(Extracted records)
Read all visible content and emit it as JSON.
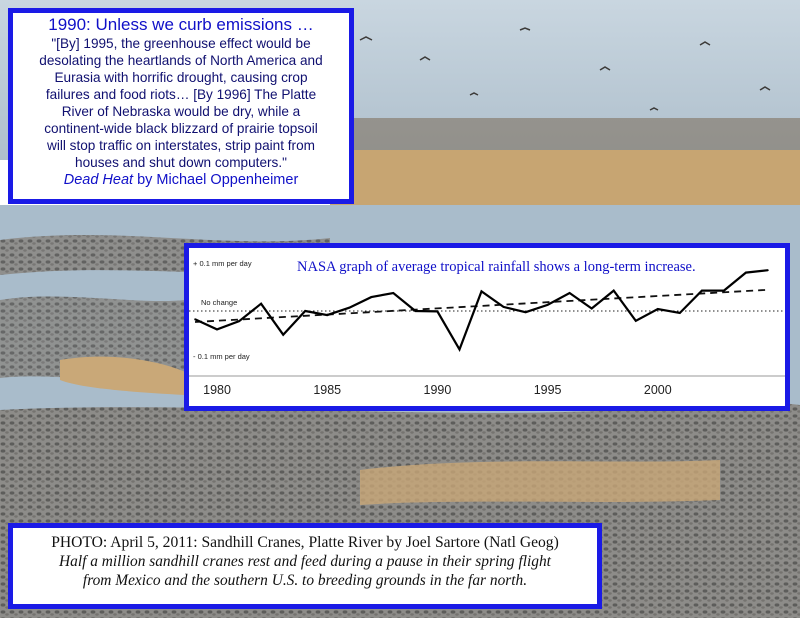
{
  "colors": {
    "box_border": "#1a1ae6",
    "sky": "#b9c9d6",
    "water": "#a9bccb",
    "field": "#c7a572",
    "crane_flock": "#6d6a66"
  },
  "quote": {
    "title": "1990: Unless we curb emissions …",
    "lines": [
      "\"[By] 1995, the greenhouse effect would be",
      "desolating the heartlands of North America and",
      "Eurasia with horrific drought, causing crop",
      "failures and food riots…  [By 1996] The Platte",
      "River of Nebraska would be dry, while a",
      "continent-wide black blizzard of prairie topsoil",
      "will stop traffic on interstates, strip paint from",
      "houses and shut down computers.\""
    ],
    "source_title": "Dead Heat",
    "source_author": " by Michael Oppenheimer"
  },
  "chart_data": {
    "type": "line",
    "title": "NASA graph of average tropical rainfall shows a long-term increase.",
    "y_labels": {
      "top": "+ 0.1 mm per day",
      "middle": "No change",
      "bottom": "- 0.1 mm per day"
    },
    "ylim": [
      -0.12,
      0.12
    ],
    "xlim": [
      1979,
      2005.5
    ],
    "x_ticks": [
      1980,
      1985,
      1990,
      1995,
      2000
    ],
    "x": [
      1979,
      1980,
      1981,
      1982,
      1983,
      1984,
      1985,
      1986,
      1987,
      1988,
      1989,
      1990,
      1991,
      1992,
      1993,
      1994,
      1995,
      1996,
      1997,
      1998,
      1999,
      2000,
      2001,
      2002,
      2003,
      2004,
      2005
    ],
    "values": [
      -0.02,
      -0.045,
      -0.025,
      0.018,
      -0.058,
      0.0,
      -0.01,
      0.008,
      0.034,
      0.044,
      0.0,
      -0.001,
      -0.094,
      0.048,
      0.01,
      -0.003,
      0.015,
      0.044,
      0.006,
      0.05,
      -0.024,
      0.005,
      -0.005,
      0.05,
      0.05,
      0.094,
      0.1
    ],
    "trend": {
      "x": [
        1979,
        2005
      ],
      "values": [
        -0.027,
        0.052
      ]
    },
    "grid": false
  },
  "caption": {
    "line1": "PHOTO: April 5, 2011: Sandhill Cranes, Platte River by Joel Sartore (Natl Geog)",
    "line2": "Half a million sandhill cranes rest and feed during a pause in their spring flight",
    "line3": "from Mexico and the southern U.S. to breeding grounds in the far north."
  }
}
==
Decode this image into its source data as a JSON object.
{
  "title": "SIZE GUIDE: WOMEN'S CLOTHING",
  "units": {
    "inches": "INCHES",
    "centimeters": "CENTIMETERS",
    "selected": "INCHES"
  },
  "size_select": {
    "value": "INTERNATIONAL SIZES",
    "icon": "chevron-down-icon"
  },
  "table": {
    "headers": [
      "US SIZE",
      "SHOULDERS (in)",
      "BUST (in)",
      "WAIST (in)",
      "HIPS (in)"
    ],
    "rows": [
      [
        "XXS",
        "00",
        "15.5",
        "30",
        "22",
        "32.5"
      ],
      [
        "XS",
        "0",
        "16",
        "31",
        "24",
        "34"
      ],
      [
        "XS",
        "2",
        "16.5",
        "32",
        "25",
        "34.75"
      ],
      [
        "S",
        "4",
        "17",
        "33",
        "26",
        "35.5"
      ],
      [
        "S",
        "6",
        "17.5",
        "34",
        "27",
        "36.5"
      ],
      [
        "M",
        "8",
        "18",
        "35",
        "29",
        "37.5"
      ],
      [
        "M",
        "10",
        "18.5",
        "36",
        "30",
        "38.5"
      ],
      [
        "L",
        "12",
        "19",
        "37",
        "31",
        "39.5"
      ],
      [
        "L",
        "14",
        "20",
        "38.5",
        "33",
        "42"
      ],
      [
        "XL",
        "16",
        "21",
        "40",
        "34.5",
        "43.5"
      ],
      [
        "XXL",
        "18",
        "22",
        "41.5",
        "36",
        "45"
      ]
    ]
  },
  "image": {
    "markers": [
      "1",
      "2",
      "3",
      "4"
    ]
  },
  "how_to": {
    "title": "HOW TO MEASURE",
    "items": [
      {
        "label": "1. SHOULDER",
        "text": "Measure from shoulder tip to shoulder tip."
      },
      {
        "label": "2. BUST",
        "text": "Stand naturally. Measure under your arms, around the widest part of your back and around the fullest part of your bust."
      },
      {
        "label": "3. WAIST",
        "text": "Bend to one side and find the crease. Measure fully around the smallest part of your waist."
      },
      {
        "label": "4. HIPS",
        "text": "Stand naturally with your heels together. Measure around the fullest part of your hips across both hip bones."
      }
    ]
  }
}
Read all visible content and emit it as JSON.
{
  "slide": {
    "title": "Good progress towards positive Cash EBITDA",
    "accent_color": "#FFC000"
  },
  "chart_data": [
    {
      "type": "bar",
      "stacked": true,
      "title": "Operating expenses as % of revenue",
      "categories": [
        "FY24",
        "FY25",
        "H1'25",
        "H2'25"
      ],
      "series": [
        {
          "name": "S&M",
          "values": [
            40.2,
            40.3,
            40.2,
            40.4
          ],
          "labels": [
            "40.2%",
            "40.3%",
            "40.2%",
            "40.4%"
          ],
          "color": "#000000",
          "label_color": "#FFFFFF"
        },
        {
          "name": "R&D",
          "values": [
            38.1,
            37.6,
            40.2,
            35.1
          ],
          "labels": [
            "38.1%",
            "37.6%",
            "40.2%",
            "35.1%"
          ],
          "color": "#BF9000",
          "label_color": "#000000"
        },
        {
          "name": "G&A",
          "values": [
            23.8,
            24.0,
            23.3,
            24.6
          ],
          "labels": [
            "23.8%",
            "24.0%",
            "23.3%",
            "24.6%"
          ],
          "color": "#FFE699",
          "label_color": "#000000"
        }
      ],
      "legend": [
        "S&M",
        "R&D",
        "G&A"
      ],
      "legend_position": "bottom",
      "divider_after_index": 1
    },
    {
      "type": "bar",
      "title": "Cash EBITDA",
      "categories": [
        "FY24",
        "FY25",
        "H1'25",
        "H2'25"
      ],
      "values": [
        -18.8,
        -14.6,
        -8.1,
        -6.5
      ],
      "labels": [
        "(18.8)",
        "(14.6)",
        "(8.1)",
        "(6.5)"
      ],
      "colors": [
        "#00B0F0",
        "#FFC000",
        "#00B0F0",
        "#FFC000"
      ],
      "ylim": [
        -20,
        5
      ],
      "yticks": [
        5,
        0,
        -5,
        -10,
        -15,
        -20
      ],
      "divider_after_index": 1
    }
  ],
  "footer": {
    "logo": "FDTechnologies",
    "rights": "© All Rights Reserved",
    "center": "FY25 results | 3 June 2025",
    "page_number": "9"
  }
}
--
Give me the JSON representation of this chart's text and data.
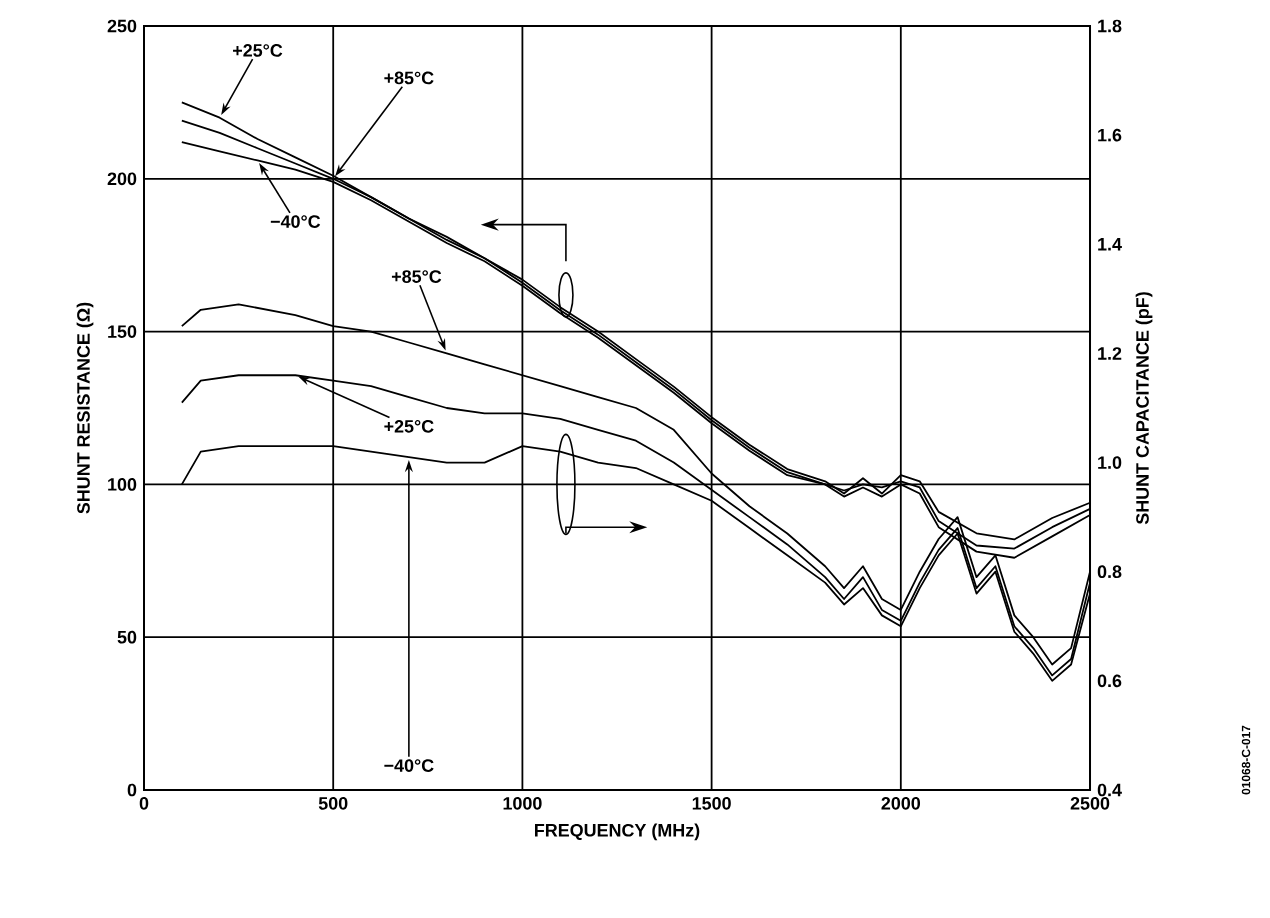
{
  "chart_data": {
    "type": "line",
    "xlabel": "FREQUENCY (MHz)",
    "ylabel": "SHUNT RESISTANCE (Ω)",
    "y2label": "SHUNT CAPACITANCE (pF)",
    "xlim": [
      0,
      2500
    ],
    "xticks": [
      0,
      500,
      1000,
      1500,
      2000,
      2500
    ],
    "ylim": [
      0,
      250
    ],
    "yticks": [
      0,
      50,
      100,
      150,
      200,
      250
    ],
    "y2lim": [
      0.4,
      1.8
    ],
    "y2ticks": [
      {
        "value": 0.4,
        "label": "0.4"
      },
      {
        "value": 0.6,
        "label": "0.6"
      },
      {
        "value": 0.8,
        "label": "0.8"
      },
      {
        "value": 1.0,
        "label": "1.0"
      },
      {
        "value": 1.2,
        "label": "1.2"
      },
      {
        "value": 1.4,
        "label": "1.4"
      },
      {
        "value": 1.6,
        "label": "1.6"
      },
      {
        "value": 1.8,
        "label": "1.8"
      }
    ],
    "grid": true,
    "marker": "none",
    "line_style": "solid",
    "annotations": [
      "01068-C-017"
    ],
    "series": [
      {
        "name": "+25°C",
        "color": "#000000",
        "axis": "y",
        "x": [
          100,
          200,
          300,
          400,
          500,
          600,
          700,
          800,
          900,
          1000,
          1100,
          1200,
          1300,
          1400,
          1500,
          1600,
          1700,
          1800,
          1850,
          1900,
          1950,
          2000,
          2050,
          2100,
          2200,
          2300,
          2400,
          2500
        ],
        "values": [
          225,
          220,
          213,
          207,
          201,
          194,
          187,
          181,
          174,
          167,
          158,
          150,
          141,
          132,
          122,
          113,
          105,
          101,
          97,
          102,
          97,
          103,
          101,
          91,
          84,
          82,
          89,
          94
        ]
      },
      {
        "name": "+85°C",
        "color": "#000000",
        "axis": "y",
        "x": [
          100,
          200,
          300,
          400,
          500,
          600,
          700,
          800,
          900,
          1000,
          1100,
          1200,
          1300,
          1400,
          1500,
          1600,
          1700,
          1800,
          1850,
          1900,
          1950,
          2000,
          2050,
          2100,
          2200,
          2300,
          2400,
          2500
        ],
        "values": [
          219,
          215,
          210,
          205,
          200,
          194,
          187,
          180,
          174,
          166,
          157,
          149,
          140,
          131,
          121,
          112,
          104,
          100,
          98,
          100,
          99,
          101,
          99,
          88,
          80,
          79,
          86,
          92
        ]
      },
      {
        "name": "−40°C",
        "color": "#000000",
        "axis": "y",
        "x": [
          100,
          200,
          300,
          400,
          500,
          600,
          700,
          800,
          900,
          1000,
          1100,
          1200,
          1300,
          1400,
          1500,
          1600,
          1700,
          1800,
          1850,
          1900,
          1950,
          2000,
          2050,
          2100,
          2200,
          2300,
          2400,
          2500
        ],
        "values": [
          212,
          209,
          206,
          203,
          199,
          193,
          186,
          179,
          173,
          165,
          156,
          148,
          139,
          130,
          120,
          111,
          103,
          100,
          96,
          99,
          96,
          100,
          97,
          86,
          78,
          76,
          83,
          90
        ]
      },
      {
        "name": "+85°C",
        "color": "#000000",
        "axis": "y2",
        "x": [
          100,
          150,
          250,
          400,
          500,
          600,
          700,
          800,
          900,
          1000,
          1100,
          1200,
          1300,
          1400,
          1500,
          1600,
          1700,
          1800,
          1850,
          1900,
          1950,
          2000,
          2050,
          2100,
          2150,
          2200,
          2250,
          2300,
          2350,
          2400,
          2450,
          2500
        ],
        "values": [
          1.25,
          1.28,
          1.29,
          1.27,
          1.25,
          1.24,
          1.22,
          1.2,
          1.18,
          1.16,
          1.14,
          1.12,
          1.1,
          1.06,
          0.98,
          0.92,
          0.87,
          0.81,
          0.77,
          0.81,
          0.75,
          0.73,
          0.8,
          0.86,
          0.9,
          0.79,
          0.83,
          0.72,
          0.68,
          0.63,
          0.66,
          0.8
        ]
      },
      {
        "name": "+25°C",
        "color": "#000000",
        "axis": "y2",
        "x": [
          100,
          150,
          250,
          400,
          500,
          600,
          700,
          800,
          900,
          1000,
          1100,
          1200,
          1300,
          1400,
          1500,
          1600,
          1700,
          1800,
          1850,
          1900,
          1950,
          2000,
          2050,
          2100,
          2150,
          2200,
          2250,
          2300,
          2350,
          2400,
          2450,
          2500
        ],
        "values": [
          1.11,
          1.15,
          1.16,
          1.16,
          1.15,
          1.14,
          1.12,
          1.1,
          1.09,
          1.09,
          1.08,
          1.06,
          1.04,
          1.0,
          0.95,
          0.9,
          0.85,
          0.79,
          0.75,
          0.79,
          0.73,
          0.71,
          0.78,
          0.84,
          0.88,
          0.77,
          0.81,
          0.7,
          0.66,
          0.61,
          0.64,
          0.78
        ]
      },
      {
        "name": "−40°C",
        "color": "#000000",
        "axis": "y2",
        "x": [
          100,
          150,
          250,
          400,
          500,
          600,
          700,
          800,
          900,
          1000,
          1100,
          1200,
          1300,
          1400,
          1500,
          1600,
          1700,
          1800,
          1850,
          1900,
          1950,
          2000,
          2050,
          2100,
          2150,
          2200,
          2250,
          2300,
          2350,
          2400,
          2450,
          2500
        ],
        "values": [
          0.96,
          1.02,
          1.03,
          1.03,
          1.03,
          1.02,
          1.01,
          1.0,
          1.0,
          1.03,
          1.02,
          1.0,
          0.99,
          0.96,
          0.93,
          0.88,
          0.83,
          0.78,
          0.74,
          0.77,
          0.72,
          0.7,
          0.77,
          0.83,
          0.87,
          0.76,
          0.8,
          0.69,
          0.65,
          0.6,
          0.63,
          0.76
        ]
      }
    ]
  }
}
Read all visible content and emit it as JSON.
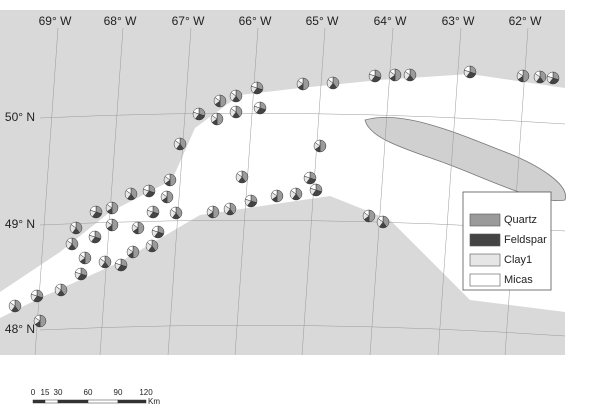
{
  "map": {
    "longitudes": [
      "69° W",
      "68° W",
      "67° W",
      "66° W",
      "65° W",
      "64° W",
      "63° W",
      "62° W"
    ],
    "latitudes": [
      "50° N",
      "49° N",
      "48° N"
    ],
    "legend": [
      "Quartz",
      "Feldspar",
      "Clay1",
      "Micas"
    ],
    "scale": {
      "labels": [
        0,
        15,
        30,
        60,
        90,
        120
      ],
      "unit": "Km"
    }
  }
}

*Set exercise:* Write out every line from the entries where "with" appears.

*Response below:*
      "Eurasia with horrific drought, causing crop",
        "text": "Stand naturally with your heels together. Measure around the fullest part of your hips across both hip bones."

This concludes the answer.